Without the images, output each record below as it stands.

#### Task inputs

BEGIN

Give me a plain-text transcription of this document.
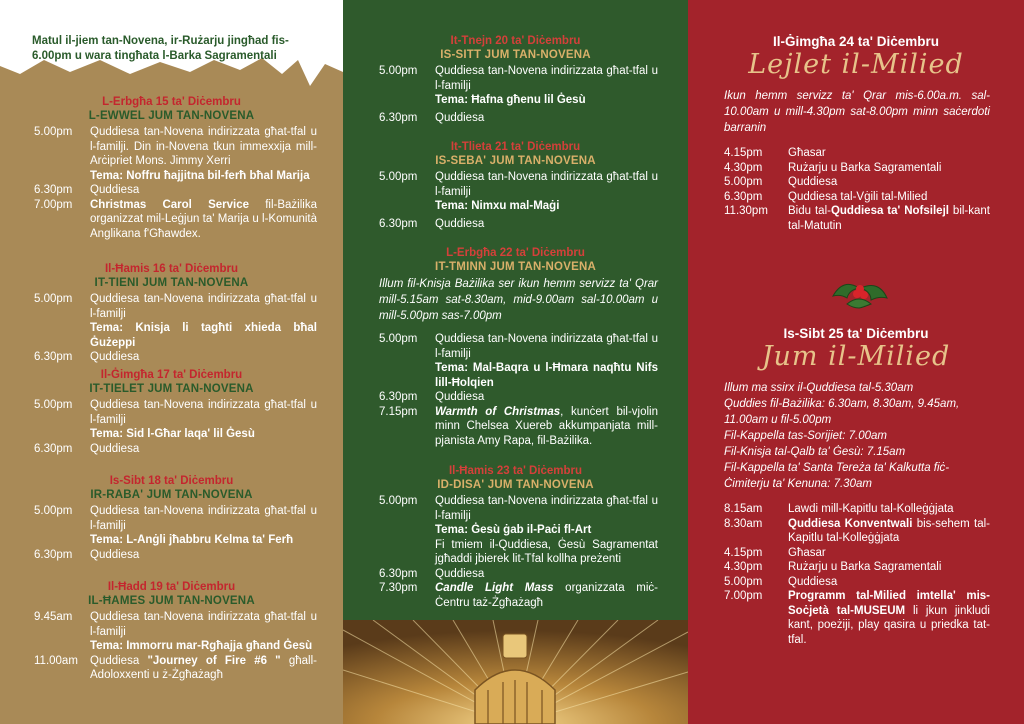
Matul il-jiem tan-Novena, ir-Rużarju jingħad fis-6.00pm u wara tingħata l-Barka Sagramentali
L-Erbgħa 15 ta' Diċembru
L-EWWEL JUM TAN-NOVENA
5.00pm	Quddiesa tan-Novena indirizzata għat-tfal u l-familji. Din in-Novena tkun immexxija mill-Arċipriet Mons. Jimmy Xerri
Tema: Noffru ħajjitna bil-ferħ bħal Marija
6.30pm	Quddiesa
7.00pm	Christmas Carol Service fil-Bażilika organizzat mil-Leġjun ta' Marija u l-Komunità Anglikana f'Għawdex.
Il-Ħamis 16 ta' Diċembru
IT-TIENI JUM TAN-NOVENA
5.00pm	Quddiesa tan-Novena indirizzata għat-tfal u l-familji
Tema: Knisja li tagħti xhieda bħal Ġużeppi
6.30pm	Quddiesa
Il-Ġimgħa 17 ta' Diċembru
IT-TIELET JUM TAN-NOVENA
5.00pm	Quddiesa tan-Novena indirizzata għat-tfal u l-familji
Tema: Sid l-Għar laqa' lil Ġesù
6.30pm	Quddiesa
Is-Sibt 18 ta' Diċembru
IR-RABA' JUM TAN-NOVENA
5.00pm	Quddiesa tan-Novena indirizzata għat-tfal u l-familji
Tema: L-Anġli jħabbru Kelma ta' Ferħ
6.30pm	Quddiesa
Il-Ħadd 19 ta' Diċembru
IL-ĦAMES JUM TAN-NOVENA
9.45am	Quddiesa tan-Novena indirizzata għat-tfal u l-familji
Tema: Immorru mar-Rgħajja għand Ġesù
11.00am	Quddiesa "Journey of Fire #6 " għall-Adoloxxenti u ż-Żgħażagħ
It-Tnejn 20 ta' Diċembru
IS-SITT JUM TAN-NOVENA
5.00pm	Quddiesa tan-Novena indirizzata għat-tfal u l-familji
Tema: Ħafna għenu lil Ġesù
6.30pm	Quddiesa
It-Tlieta 21 ta' Diċembru
IS-SEBA' JUM TAN-NOVENA
5.00pm	Quddiesa tan-Novena indirizzata għat-tfal u l-familji
Tema: Nimxu mal-Maġi
6.30pm	Quddiesa
L-Erbgħa 22 ta' Diċembru
IT-TMINN JUM TAN-NOVENA
Illum fil-Knisja Bażilika ser ikun hemm servizz ta' Qrar mill-5.15am sat-8.30am, mid-9.00am sal-10.00am u mill-5.00pm sas-7.00pm
5.00pm	Quddiesa tan-Novena indirizzata għat-tfal u l-familji
Tema: Mal-Baqra u l-Ħmara naqħtu Nifs lill-Ħolqien
6.30pm	Quddiesa
7.15pm	Warmth of Christmas, kunċert bil-vjolin minn Chelsea Xuereb akkumpanjata mill-pjanista Amy Rapa, fil-Bażilika.
Il-Ħamis 23 ta' Diċembru
ID-DISA' JUM TAN-NOVENA
5.00pm	Quddiesa tan-Novena indirizzata għat-tfal u l-familji
Tema: Ġesù ġab il-Paċi fl-Art
Fi tmiem il-Quddiesa, Ġesù Sagramentat jgħaddi jbierek lit-Tfal kollha preżenti
6.30pm	Quddiesa
7.30pm	Candle Light Mass organizzata miċ-Ċentru taż-Żgħażagħ
Il-Ġimgħa 24 ta' Diċembru
Lejlet il-Milied
Ikun hemm servizz ta' Qrar mis-6.00a.m. sal-10.00am u mill-4.30pm sat-8.00pm minn saċerdoti barranin
4.15pm	Għasar
4.30pm	Rużarju u Barka Sagramentali
5.00pm	Quddiesa
6.30pm	Quddiesa tal-Vġili tal-Milied
11.30pm	Bidu tal-Quddiesa ta' Nofsilejl bil-kant tal-Matutin
Is-Sibt 25 ta' Diċembru
Jum il-Milied
Illum ma ssirx il-Quddiesa tal-5.30am
Quddies fil-Bażilika: 6.30am, 8.30am, 9.45am, 11.00am u fil-5.00pm
Fil-Kappella tas-Sorijiet: 7.00am
Fil-Knisja tal-Qalb ta' Ġesù: 7.15am
Fil-Kappella ta' Santa Tereża ta' Kalkutta fiċ-Ċimiterju ta' Kenuna: 7.30am
8.15am	Lawdi mill-Kapitlu tal-Kolleġġjata
8.30am	Quddiesa Konventwali bis-sehem tal-Kapitlu tal-Kolleġġjata
4.15pm	Għasar
4.30pm	Rużarju u Barka Sagramentali
5.00pm	Quddiesa
7.00pm	Programm tal-Milied imtella' mis-Soċjetà tal-MUSEUM li jkun jinkludi kant, poeżiji, play qasira u priedka tat-tfal.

END

#### Exercise output
Give me a plain-text transcription of this document.
Matul il-jiem tan-Novena, ir-Rużarju jingħad fis-6.00pm u wara tingħata l-Barka Sagramentali
L-Erbgħa 15 ta' Diċembru
L-EWWEL JUM TAN-NOVENA
5.00pm	Quddiesa tan-Novena indirizzata għat-tfal u l-familji. Din in-Novena tkun immexxija mill-Arċipriet Mons. Jimmy Xerri
Tema: Noffru ħajjitna bil-ferħ bħal Marija
6.30pm	Quddiesa
7.00pm	Christmas Carol Service fil-Bażilika organizzat mil-Leġjun ta' Marija u l-Komunità Anglikana f'Għawdex.
Il-Ħamis 16 ta' Diċembru
IT-TIENI JUM TAN-NOVENA
5.00pm	Quddiesa tan-Novena indirizzata għat-tfal u l-familji
Tema: Knisja li tagħti xhieda bħal Ġużeppi
6.30pm	Quddiesa
Il-Ġimgħa 17 ta' Diċembru
IT-TIELET JUM TAN-NOVENA
5.00pm	Quddiesa tan-Novena indirizzata għat-tfal u l-familji
Tema: Sid l-Għar laqa' lil Ġesù
6.30pm	Quddiesa
Is-Sibt 18 ta' Diċembru
IR-RABA' JUM TAN-NOVENA
5.00pm	Quddiesa tan-Novena indirizzata għat-tfal u l-familji
Tema: L-Anġli jħabbru Kelma ta' Ferħ
6.30pm	Quddiesa
Il-Ħadd 19 ta' Diċembru
IL-ĦAMES JUM TAN-NOVENA
9.45am	Quddiesa tan-Novena indirizzata għat-tfal u l-familji
Tema: Immorru mar-Rgħajja għand Ġesù
11.00am	Quddiesa "Journey of Fire #6 " għall-Adoloxxenti u ż-Żgħażagħ
It-Tnejn 20 ta' Diċembru
IS-SITT JUM TAN-NOVENA
5.00pm	Quddiesa tan-Novena indirizzata għat-tfal u l-familji
Tema: Ħafna għenu lil Ġesù
6.30pm	Quddiesa
It-Tlieta 21 ta' Diċembru
IS-SEBA' JUM TAN-NOVENA
5.00pm	Quddiesa tan-Novena indirizzata għat-tfal u l-familji
Tema: Nimxu mal-Maġi
6.30pm	Quddiesa
L-Erbgħa 22 ta' Diċembru
IT-TMINN JUM TAN-NOVENA
Illum fil-Knisja Bażilika ser ikun hemm servizz ta' Qrar mill-5.15am sat-8.30am, mid-9.00am sal-10.00am u mill-5.00pm sas-7.00pm
5.00pm	Quddiesa tan-Novena indirizzata għat-tfal u l-familji
Tema: Mal-Baqra u l-Ħmara naqħtu Nifs lill-Ħolqien
6.30pm	Quddiesa
7.15pm	Warmth of Christmas, kunċert bil-vjolin minn Chelsea Xuereb akkumpanjata mill-pjanista Amy Rapa, fil-Bażilika.
Il-Ħamis 23 ta' Diċembru
ID-DISA' JUM TAN-NOVENA
5.00pm	Quddiesa tan-Novena indirizzata għat-tfal u l-familji
Tema: Ġesù ġab il-Paċi fl-Art
Fi tmiem il-Quddiesa, Ġesù Sagramentat jgħaddi jbierek lit-Tfal kollha preżenti
6.30pm	Quddiesa
7.30pm	Candle Light Mass organizzata miċ-Ċentru taż-Żgħażagħ
Il-Ġimgħa 24 ta' Diċembru
Lejlet il-Milied
Ikun hemm servizz ta' Qrar mis-6.00a.m. sal-10.00am u mill-4.30pm sat-8.00pm minn saċerdoti barranin
4.15pm	Għasar
4.30pm	Rużarju u Barka Sagramentali
5.00pm	Quddiesa
6.30pm	Quddiesa tal-Vġili tal-Milied
11.30pm	Bidu tal-Quddiesa ta' Nofsilejl bil-kant tal-Matutin
Is-Sibt 25 ta' Diċembru
Jum il-Milied
Illum ma ssirx il-Quddiesa tal-5.30am
Quddies fil-Bażilika: 6.30am, 8.30am, 9.45am, 11.00am u fil-5.00pm
Fil-Kappella tas-Sorijiet: 7.00am
Fil-Knisja tal-Qalb ta' Ġesù: 7.15am
Fil-Kappella ta' Santa Tereża ta' Kalkutta fiċ-Ċimiterju ta' Kenuna: 7.30am
8.15am	Lawdi mill-Kapitlu tal-Kolleġġjata
8.30am	Quddiesa Konventwali bis-sehem tal-Kapitlu tal-Kolleġġjata
4.15pm	Għasar
4.30pm	Rużarju u Barka Sagramentali
5.00pm	Quddiesa
7.00pm	Programm tal-Milied imtella' mis-Soċjetà tal-MUSEUM li jkun jinkludi kant, poeżiji, play qasira u priedka tat-tfal.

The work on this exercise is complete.